▶ **Exercise brief**
Transcribe all the records exactly and omit any images they hold.

◆ ◆ ◆ ◆ ◆ ◆ ◆

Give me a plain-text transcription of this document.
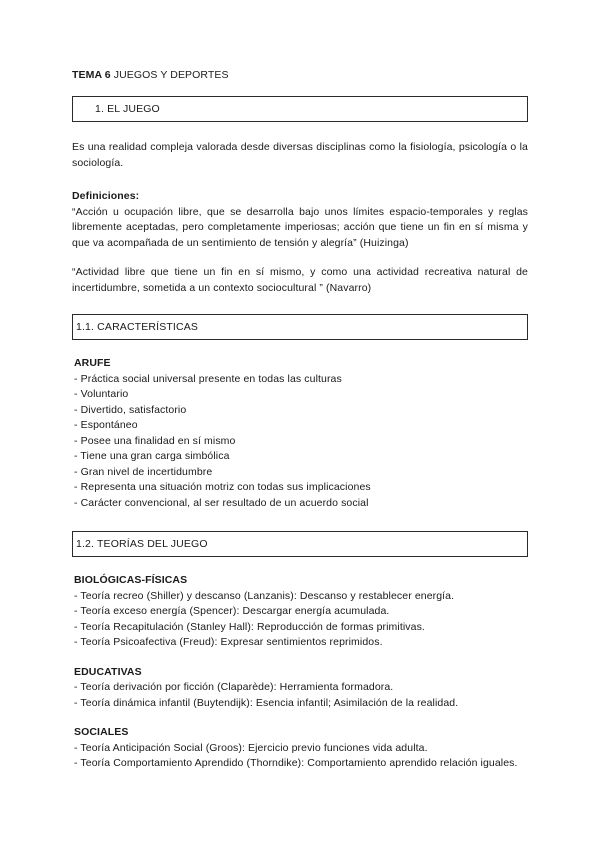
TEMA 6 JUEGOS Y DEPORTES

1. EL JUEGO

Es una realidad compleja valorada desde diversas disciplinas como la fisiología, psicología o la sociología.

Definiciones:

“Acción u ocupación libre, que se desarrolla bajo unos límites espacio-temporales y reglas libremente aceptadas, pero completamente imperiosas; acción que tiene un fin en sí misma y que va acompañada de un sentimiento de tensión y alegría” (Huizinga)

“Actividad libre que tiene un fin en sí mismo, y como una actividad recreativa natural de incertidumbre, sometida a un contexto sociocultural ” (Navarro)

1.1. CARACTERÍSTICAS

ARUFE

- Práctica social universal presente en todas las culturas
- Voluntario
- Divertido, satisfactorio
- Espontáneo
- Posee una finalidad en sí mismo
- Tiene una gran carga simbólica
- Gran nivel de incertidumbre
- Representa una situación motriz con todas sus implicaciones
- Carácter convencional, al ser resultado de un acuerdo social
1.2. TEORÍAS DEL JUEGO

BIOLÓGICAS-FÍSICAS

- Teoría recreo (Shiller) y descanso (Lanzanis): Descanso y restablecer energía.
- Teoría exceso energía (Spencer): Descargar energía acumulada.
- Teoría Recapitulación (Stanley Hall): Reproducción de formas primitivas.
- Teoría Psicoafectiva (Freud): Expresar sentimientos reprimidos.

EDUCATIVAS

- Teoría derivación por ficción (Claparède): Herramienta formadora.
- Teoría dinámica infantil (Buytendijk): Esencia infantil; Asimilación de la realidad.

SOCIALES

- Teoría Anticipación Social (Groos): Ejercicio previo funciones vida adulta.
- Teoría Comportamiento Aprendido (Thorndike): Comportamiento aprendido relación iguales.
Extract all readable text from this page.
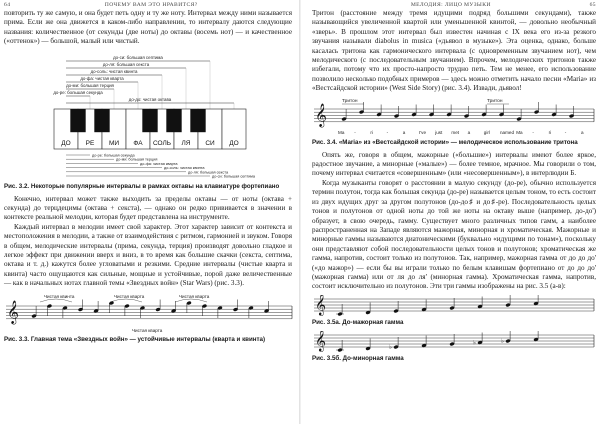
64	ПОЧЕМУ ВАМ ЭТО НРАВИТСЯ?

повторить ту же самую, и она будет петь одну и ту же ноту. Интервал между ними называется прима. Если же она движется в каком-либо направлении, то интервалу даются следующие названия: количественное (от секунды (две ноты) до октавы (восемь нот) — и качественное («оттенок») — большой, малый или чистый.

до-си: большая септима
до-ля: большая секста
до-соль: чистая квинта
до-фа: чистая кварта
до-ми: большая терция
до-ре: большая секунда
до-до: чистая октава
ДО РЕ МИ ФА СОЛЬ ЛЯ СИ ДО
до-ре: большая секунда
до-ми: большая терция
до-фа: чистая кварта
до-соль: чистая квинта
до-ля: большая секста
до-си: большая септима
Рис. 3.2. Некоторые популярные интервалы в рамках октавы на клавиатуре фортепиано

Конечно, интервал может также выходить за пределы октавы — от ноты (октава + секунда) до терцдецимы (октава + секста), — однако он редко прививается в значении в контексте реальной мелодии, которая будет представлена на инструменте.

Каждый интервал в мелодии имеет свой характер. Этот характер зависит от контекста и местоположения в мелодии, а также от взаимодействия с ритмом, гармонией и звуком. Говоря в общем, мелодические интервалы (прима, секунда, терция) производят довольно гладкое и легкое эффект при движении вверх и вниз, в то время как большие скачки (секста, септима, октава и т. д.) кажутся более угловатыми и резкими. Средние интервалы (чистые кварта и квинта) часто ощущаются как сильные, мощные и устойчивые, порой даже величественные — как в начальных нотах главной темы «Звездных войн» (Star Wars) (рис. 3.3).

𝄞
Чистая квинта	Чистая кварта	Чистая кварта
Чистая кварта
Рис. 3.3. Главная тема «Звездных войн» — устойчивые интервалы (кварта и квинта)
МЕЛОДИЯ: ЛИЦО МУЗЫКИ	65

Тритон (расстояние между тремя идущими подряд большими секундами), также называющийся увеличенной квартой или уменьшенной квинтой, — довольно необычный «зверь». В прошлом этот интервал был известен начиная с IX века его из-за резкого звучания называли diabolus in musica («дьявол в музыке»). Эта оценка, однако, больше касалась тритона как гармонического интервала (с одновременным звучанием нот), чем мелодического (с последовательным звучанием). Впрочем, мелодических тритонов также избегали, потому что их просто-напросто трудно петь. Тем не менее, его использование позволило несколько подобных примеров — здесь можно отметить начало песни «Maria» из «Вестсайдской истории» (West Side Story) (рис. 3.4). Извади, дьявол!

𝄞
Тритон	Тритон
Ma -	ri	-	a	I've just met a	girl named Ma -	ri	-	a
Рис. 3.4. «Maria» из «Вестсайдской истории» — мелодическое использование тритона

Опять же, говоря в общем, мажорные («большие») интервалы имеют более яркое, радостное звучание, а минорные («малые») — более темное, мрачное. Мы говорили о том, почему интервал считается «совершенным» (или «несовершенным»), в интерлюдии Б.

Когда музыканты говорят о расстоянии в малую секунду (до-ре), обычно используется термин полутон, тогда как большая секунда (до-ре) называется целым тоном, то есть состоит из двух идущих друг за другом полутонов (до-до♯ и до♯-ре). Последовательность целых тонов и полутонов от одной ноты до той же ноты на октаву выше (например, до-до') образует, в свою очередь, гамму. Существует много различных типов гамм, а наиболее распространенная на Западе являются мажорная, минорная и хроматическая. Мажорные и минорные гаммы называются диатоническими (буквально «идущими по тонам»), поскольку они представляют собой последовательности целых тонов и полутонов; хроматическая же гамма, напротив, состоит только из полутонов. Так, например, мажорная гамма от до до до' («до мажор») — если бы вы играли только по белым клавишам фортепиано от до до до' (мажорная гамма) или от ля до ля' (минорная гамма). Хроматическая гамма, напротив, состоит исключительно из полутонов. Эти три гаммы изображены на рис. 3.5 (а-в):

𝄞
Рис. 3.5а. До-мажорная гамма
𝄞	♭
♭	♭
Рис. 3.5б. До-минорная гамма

◆ ◆ ◆ ◆ ◆ ◆ ◆

▶ **Answer for the task**
Give me a plain-text transcription of this document.
TEMA 6 JUEGOS Y DEPORTES

1. EL JUEGO

Es una realidad compleja valorada desde diversas disciplinas como la fisiología, psicología o la sociología.

Definiciones:

“Acción u ocupación libre, que se desarrolla bajo unos límites espacio-temporales y reglas libremente aceptadas, pero completamente imperiosas; acción que tiene un fin en sí misma y que va acompañada de un sentimiento de tensión y alegría” (Huizinga)

“Actividad libre que tiene un fin en sí mismo, y como una actividad recreativa natural de incertidumbre, sometida a un contexto sociocultural ” (Navarro)

1.1. CARACTERÍSTICAS

ARUFE

- Práctica social universal presente en todas las culturas
- Voluntario
- Divertido, satisfactorio
- Espontáneo
- Posee una finalidad en sí mismo
- Tiene una gran carga simbólica
- Gran nivel de incertidumbre
- Representa una situación motriz con todas sus implicaciones
- Carácter convencional, al ser resultado de un acuerdo social
1.2. TEORÍAS DEL JUEGO

BIOLÓGICAS-FÍSICAS

- Teoría recreo (Shiller) y descanso (Lanzanis): Descanso y restablecer energía.
- Teoría exceso energía (Spencer): Descargar energía acumulada.
- Teoría Recapitulación (Stanley Hall): Reproducción de formas primitivas.
- Teoría Psicoafectiva (Freud): Expresar sentimientos reprimidos.

EDUCATIVAS

- Teoría derivación por ficción (Claparède): Herramienta formadora.
- Teoría dinámica infantil (Buytendijk): Esencia infantil; Asimilación de la realidad.

SOCIALES

- Teoría Anticipación Social (Groos): Ejercicio previo funciones vida adulta.
- Teoría Comportamiento Aprendido (Thorndike): Comportamiento aprendido relación iguales.
Extract all readable text from this page.
64	ПОЧЕМУ ВАМ ЭТО НРАВИТСЯ?

повторить ту же самую, и она будет петь одну и ту же ноту. Интервал между ними называется прима. Если же она движется в каком-либо направлении, то интервалу даются следующие названия: количественное (от секунды (две ноты) до октавы (восемь нот) — и качественное («оттенок») — большой, малый или чистый.

до-си: большая септима
до-ля: большая секста
до-соль: чистая квинта
до-фа: чистая кварта
до-ми: большая терция
до-ре: большая секунда
до-до: чистая октава
ДО РЕ МИ ФА СОЛЬ ЛЯ СИ ДО
до-ре: большая секунда
до-ми: большая терция
до-фа: чистая кварта
до-соль: чистая квинта
до-ля: большая секста
до-си: большая септима
Рис. 3.2. Некоторые популярные интервалы в рамках октавы на клавиатуре фортепиано

Конечно, интервал может также выходить за пределы октавы — от ноты (октава + секунда) до терцдецимы (октава + секста), — однако он редко прививается в значении в контексте реальной мелодии, которая будет представлена на инструменте.

Каждый интервал в мелодии имеет свой характер. Этот характер зависит от контекста и местоположения в мелодии, а также от взаимодействия с ритмом, гармонией и звуком. Говоря в общем, мелодические интервалы (прима, секунда, терция) производят довольно гладкое и легкое эффект при движении вверх и вниз, в то время как большие скачки (секста, септима, октава и т. д.) кажутся более угловатыми и резкими. Средние интервалы (чистые кварта и квинта) часто ощущаются как сильные, мощные и устойчивые, порой даже величественные — как в начальных нотах главной темы «Звездных войн» (Star Wars) (рис. 3.3).

𝄞
Чистая квинта	Чистая кварта	Чистая кварта
Чистая кварта
Рис. 3.3. Главная тема «Звездных войн» — устойчивые интервалы (кварта и квинта)
МЕЛОДИЯ: ЛИЦО МУЗЫКИ	65

Тритон (расстояние между тремя идущими подряд большими секундами), также называющийся увеличенной квартой или уменьшенной квинтой, — довольно необычный «зверь». В прошлом этот интервал был известен начиная с IX века его из-за резкого звучания называли diabolus in musica («дьявол в музыке»). Эта оценка, однако, больше касалась тритона как гармонического интервала (с одновременным звучанием нот), чем мелодического (с последовательным звучанием). Впрочем, мелодических тритонов также избегали, потому что их просто-напросто трудно петь. Тем не менее, его использование позволило несколько подобных примеров — здесь можно отметить начало песни «Maria» из «Вестсайдской истории» (West Side Story) (рис. 3.4). Извади, дьявол!

𝄞
Тритон	Тритон
Ma -	ri	-	a	I've just met a	girl named Ma -	ri	-	a
Рис. 3.4. «Maria» из «Вестсайдской истории» — мелодическое использование тритона

Опять же, говоря в общем, мажорные («большие») интервалы имеют более яркое, радостное звучание, а минорные («малые») — более темное, мрачное. Мы говорили о том, почему интервал считается «совершенным» (или «несовершенным»), в интерлюдии Б.

Когда музыканты говорят о расстоянии в малую секунду (до-ре), обычно используется термин полутон, тогда как большая секунда (до-ре) называется целым тоном, то есть состоит из двух идущих друг за другом полутонов (до-до♯ и до♯-ре). Последовательность целых тонов и полутонов от одной ноты до той же ноты на октаву выше (например, до-до') образует, в свою очередь, гамму. Существует много различных типов гамм, а наиболее распространенная на Западе являются мажорная, минорная и хроматическая. Мажорные и минорные гаммы называются диатоническими (буквально «идущими по тонам»), поскольку они представляют собой последовательности целых тонов и полутонов; хроматическая же гамма, напротив, состоит только из полутонов. Так, например, мажорная гамма от до до до' («до мажор») — если бы вы играли только по белым клавишам фортепиано от до до до' (мажорная гамма) или от ля до ля' (минорная гамма). Хроматическая гамма, напротив, состоит исключительно из полутонов. Эти три гаммы изображены на рис. 3.5 (а-в):

𝄞
Рис. 3.5а. До-мажорная гамма
𝄞	♭
♭	♭
Рис. 3.5б. До-минорная гамма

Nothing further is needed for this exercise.